### SET PROBLEM
Look below. Copy each line that has "Ключ" in it.

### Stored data
◆ ◆ ◆ ◆ ◆ ◆ ◆

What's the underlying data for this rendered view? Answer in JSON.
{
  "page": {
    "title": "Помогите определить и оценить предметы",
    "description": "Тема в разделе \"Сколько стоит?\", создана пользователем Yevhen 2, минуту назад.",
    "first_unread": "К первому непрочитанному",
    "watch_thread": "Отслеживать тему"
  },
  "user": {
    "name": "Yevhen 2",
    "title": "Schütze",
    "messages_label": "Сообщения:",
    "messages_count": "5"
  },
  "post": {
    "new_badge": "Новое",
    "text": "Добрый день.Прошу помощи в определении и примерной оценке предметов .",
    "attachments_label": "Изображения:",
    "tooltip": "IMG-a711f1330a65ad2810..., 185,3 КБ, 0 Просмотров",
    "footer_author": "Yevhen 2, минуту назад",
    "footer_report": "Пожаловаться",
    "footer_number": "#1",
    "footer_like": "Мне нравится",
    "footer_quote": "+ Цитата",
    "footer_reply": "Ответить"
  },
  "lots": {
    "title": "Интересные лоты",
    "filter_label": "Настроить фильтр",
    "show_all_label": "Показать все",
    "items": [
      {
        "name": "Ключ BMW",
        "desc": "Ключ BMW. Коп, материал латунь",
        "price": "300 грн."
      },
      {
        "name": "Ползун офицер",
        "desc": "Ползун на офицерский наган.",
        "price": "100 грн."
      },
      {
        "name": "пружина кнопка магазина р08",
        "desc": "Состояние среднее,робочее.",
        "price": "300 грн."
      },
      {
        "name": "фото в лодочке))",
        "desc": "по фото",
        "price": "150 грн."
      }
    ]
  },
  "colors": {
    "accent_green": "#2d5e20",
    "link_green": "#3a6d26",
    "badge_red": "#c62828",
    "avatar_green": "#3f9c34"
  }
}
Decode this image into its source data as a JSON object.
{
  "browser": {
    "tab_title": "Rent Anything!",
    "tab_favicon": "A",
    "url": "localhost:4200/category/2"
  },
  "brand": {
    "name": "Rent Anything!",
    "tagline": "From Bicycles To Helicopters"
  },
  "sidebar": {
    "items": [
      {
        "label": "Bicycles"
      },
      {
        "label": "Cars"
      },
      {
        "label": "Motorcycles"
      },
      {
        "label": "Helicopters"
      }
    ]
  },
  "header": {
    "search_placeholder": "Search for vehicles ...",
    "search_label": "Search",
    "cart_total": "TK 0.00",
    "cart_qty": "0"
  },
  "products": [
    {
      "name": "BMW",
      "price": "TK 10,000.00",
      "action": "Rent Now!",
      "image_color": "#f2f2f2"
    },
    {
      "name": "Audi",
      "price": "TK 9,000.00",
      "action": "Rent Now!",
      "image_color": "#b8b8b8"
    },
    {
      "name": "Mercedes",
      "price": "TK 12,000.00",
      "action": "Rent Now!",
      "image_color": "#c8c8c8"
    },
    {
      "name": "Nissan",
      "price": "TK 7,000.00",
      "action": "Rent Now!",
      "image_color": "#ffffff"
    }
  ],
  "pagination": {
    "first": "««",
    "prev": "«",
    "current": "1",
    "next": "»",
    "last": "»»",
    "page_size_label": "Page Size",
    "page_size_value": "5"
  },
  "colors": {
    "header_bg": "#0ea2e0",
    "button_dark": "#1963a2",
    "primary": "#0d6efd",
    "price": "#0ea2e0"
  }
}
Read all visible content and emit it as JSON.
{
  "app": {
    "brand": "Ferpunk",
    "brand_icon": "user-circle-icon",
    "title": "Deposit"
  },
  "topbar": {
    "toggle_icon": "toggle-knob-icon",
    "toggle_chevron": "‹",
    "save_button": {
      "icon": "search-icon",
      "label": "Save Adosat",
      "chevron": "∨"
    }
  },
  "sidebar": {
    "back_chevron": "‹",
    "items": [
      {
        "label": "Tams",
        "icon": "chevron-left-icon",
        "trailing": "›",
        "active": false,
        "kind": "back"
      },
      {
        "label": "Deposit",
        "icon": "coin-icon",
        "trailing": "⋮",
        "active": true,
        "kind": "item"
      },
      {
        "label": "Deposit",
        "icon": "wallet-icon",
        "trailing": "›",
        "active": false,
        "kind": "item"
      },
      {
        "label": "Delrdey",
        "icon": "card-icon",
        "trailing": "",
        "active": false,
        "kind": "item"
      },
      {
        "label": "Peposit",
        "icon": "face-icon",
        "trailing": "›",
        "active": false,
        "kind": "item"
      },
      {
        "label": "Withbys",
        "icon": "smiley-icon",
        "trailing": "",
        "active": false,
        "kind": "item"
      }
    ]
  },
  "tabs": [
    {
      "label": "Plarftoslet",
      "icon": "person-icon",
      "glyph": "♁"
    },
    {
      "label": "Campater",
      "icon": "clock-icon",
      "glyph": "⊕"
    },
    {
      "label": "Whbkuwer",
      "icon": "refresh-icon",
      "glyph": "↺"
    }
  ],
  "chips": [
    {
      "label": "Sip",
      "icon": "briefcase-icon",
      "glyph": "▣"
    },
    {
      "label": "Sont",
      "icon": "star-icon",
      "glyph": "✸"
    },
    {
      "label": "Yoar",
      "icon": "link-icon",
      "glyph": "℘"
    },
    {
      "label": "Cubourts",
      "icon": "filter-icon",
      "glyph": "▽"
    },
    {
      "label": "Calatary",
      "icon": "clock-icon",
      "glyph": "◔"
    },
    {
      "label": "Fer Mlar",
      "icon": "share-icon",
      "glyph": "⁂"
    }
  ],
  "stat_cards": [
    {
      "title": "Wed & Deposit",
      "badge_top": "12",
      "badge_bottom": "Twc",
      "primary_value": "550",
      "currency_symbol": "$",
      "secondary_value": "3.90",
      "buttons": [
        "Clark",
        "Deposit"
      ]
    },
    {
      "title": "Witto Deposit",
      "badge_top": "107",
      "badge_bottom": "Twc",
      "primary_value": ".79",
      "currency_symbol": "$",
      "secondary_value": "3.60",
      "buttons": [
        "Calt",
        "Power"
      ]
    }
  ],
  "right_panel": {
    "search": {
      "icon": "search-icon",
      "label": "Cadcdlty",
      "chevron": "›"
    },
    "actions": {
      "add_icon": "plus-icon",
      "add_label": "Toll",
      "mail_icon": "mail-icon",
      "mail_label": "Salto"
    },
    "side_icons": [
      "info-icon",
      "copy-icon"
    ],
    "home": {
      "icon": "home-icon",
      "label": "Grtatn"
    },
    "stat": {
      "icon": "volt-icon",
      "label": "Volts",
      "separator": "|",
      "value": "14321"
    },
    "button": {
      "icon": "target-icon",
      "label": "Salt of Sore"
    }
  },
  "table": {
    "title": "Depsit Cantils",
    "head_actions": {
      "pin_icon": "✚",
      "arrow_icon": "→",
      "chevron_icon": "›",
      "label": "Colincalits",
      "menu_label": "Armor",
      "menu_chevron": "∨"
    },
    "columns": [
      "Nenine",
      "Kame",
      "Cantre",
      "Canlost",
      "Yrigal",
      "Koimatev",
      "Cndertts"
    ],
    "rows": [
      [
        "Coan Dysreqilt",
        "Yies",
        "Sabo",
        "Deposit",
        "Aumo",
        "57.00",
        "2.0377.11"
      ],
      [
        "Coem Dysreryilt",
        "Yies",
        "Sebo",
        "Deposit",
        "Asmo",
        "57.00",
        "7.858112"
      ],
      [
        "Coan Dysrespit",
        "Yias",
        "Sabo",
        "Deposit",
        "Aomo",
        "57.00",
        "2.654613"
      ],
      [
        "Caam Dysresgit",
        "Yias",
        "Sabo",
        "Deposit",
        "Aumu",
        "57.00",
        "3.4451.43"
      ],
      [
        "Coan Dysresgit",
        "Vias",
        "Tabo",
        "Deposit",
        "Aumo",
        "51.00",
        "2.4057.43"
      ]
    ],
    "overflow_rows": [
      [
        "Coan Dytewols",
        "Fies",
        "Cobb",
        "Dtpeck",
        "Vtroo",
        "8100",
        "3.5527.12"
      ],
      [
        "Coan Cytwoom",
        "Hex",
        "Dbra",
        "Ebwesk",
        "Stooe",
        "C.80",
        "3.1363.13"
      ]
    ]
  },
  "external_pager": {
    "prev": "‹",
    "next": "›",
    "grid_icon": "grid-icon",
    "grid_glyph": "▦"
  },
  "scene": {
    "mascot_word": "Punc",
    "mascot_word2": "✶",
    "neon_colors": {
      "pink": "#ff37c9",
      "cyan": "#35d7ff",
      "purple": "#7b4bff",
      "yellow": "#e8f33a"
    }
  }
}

◆ ◆ ◆ ◆ ◆ ◆ ◆

### WRITTEN RESPONSE
        "name": "Ключ BMW",
        "desc": "Ключ BMW. Коп, материал латунь",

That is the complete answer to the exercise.